Please pull out every line that includes the string "display".

══ MATERIAL PROVIDED

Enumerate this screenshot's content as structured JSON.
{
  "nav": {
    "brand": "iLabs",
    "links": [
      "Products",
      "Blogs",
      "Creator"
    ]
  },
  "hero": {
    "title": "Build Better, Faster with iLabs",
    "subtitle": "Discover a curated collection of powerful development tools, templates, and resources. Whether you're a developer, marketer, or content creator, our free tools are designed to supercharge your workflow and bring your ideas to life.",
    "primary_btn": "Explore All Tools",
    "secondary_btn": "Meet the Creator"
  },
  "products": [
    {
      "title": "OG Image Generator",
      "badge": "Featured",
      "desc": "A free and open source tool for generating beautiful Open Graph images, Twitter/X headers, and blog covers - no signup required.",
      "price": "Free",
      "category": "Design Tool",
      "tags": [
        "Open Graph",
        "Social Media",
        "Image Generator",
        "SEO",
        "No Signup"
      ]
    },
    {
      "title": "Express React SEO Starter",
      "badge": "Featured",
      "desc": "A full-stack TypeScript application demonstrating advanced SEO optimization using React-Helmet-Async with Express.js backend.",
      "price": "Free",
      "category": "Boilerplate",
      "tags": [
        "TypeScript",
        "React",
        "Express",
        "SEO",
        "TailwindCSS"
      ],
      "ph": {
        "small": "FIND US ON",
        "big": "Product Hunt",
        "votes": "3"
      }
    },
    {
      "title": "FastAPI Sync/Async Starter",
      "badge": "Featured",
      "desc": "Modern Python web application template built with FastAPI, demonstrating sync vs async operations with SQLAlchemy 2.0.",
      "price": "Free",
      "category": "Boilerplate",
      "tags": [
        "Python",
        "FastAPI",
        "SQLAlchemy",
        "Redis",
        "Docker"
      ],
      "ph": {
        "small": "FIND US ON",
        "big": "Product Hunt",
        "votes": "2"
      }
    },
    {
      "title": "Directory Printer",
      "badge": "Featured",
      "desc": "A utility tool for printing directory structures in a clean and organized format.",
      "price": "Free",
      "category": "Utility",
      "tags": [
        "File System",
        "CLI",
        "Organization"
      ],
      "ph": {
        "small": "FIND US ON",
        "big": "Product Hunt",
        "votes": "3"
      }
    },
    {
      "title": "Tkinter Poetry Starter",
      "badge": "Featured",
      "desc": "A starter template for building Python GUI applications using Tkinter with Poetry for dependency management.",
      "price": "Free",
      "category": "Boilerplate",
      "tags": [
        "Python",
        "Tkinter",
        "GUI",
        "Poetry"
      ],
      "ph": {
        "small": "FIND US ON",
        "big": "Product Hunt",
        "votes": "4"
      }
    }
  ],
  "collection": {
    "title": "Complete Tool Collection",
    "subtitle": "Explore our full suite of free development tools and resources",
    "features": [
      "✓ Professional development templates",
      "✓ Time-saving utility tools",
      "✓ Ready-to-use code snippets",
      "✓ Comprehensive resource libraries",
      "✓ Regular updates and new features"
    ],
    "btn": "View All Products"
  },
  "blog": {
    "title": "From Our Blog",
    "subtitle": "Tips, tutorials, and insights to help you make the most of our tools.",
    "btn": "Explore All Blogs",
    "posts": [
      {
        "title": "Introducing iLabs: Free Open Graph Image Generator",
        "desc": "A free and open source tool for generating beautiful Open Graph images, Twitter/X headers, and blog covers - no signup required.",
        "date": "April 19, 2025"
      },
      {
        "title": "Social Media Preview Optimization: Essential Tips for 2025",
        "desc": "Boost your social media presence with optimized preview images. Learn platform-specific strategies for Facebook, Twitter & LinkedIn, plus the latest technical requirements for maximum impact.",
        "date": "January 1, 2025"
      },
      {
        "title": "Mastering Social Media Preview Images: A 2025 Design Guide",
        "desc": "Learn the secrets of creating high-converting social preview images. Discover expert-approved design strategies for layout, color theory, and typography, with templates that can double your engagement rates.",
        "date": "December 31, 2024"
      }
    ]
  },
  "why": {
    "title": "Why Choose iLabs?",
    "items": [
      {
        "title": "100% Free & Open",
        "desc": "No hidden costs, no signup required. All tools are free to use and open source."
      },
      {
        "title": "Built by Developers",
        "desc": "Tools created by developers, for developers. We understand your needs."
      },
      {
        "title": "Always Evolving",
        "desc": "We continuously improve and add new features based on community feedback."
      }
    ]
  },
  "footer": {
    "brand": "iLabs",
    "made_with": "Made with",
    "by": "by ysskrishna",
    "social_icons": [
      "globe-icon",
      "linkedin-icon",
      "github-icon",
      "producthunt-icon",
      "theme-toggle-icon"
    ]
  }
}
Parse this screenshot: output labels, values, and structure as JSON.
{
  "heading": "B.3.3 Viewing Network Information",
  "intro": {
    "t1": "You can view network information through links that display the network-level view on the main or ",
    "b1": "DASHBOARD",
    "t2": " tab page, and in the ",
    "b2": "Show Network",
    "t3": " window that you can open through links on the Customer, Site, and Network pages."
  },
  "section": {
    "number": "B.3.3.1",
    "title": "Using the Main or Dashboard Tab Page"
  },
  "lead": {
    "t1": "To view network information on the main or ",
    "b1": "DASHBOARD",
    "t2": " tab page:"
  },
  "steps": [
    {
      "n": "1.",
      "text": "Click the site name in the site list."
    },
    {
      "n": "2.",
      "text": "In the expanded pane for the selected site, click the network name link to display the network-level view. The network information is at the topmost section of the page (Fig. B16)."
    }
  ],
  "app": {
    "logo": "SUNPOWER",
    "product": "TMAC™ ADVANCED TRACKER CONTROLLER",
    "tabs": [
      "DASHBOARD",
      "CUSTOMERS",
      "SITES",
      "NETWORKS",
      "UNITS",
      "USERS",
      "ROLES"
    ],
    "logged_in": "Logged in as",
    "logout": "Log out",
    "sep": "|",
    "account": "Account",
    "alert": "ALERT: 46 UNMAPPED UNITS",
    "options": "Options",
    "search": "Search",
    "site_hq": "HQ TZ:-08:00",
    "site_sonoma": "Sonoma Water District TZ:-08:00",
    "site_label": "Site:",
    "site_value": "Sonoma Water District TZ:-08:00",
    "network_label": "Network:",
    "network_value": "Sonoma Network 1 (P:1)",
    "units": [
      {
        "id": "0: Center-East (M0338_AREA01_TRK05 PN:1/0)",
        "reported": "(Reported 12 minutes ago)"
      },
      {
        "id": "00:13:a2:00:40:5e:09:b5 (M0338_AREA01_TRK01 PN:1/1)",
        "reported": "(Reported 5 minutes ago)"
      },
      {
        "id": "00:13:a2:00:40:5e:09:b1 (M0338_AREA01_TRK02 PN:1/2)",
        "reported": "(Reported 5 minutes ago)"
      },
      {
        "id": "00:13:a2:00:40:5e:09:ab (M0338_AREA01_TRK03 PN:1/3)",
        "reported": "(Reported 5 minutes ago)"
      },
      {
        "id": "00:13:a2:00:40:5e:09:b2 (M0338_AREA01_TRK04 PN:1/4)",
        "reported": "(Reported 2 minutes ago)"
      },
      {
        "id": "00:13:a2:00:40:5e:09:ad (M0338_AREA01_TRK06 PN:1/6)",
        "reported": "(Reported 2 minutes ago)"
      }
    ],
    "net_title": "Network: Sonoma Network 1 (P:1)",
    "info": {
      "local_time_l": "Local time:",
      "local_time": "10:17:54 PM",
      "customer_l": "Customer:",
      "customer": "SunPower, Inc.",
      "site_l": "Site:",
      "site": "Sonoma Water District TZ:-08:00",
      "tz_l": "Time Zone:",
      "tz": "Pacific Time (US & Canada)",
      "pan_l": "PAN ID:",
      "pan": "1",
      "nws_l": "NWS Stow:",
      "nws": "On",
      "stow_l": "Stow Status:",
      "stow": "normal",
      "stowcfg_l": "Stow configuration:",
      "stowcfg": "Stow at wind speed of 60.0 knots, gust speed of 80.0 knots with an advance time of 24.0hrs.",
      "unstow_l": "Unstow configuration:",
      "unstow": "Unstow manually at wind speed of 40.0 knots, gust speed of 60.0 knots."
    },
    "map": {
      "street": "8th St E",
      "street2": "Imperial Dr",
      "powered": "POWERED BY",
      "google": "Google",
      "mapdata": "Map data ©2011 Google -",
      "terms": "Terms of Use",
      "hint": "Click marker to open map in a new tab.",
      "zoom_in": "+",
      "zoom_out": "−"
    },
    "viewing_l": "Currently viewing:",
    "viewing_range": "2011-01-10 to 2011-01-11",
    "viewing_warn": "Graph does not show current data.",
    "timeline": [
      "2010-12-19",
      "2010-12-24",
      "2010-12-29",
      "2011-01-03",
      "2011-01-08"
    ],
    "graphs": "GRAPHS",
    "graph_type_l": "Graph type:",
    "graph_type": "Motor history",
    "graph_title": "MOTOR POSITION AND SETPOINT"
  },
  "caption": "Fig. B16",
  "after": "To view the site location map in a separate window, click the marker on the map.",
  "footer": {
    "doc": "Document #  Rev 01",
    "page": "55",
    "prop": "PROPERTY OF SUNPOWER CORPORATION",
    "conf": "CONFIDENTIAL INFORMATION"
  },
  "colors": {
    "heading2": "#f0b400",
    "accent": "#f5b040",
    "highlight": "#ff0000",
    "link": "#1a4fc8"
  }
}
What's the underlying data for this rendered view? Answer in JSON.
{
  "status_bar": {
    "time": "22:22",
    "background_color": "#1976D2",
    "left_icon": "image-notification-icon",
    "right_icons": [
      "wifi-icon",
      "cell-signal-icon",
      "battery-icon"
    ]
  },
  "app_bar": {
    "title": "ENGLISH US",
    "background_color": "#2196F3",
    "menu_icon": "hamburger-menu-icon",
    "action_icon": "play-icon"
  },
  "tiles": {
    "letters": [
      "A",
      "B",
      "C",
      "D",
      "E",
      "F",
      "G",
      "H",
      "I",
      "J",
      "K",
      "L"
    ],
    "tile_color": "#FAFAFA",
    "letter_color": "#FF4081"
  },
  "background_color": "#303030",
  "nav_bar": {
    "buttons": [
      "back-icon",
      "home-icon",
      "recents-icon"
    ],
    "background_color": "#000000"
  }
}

════

EXERCISE OUTPUT
    "t1": "You can view network information through links that display the network-level view on the main or ",
      "text": "In the expanded pane for the selected site, click the network name link to display the network-level view. The network information is at the topmost section of the page (Fig. B16)."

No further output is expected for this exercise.